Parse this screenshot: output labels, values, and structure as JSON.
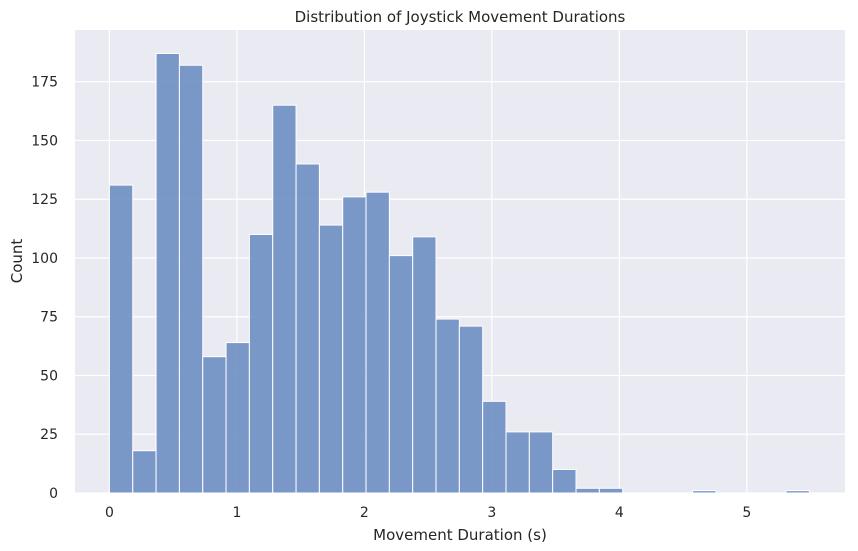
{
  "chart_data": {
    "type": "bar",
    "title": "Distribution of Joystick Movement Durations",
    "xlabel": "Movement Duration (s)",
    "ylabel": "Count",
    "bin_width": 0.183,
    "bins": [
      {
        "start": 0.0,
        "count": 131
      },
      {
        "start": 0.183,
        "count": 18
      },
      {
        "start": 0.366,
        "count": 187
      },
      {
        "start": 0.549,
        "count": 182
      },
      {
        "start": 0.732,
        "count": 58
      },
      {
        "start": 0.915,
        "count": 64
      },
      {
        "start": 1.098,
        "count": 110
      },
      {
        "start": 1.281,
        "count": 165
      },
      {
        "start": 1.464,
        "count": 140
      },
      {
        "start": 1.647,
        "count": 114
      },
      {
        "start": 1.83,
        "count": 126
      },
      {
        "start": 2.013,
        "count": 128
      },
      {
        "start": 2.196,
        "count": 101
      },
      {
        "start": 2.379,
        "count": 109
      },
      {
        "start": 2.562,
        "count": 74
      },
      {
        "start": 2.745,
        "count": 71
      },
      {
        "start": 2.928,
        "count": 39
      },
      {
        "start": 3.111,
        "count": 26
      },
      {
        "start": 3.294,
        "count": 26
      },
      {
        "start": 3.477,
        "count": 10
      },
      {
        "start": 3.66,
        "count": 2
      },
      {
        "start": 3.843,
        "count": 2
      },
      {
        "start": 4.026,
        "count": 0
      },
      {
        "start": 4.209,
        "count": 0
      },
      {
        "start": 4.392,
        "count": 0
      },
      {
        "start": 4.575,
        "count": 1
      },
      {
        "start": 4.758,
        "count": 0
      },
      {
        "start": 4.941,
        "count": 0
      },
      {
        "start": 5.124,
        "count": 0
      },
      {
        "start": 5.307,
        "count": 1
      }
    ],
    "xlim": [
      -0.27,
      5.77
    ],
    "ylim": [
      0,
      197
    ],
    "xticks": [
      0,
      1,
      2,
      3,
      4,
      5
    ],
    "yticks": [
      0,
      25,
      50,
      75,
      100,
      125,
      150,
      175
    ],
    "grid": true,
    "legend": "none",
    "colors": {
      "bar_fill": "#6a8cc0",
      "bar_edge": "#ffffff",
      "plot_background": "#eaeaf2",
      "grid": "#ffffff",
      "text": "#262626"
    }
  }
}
________________
Keep every word of the data as it is when you write it out, but drop the pictures.

Parse this screenshot: output labels, values, and structure as JSON.
{
  "chart_data": {
    "type": "bar",
    "title": "Distribution of Joystick Movement Durations",
    "xlabel": "Movement Duration (s)",
    "ylabel": "Count",
    "bin_width": 0.183,
    "bins": [
      {
        "start": 0.0,
        "count": 131
      },
      {
        "start": 0.183,
        "count": 18
      },
      {
        "start": 0.366,
        "count": 187
      },
      {
        "start": 0.549,
        "count": 182
      },
      {
        "start": 0.732,
        "count": 58
      },
      {
        "start": 0.915,
        "count": 64
      },
      {
        "start": 1.098,
        "count": 110
      },
      {
        "start": 1.281,
        "count": 165
      },
      {
        "start": 1.464,
        "count": 140
      },
      {
        "start": 1.647,
        "count": 114
      },
      {
        "start": 1.83,
        "count": 126
      },
      {
        "start": 2.013,
        "count": 128
      },
      {
        "start": 2.196,
        "count": 101
      },
      {
        "start": 2.379,
        "count": 109
      },
      {
        "start": 2.562,
        "count": 74
      },
      {
        "start": 2.745,
        "count": 71
      },
      {
        "start": 2.928,
        "count": 39
      },
      {
        "start": 3.111,
        "count": 26
      },
      {
        "start": 3.294,
        "count": 26
      },
      {
        "start": 3.477,
        "count": 10
      },
      {
        "start": 3.66,
        "count": 2
      },
      {
        "start": 3.843,
        "count": 2
      },
      {
        "start": 4.026,
        "count": 0
      },
      {
        "start": 4.209,
        "count": 0
      },
      {
        "start": 4.392,
        "count": 0
      },
      {
        "start": 4.575,
        "count": 1
      },
      {
        "start": 4.758,
        "count": 0
      },
      {
        "start": 4.941,
        "count": 0
      },
      {
        "start": 5.124,
        "count": 0
      },
      {
        "start": 5.307,
        "count": 1
      }
    ],
    "xlim": [
      -0.27,
      5.77
    ],
    "ylim": [
      0,
      197
    ],
    "xticks": [
      0,
      1,
      2,
      3,
      4,
      5
    ],
    "yticks": [
      0,
      25,
      50,
      75,
      100,
      125,
      150,
      175
    ],
    "grid": true,
    "legend": "none",
    "colors": {
      "bar_fill": "#6a8cc0",
      "bar_edge": "#ffffff",
      "plot_background": "#eaeaf2",
      "grid": "#ffffff",
      "text": "#262626"
    }
  }
}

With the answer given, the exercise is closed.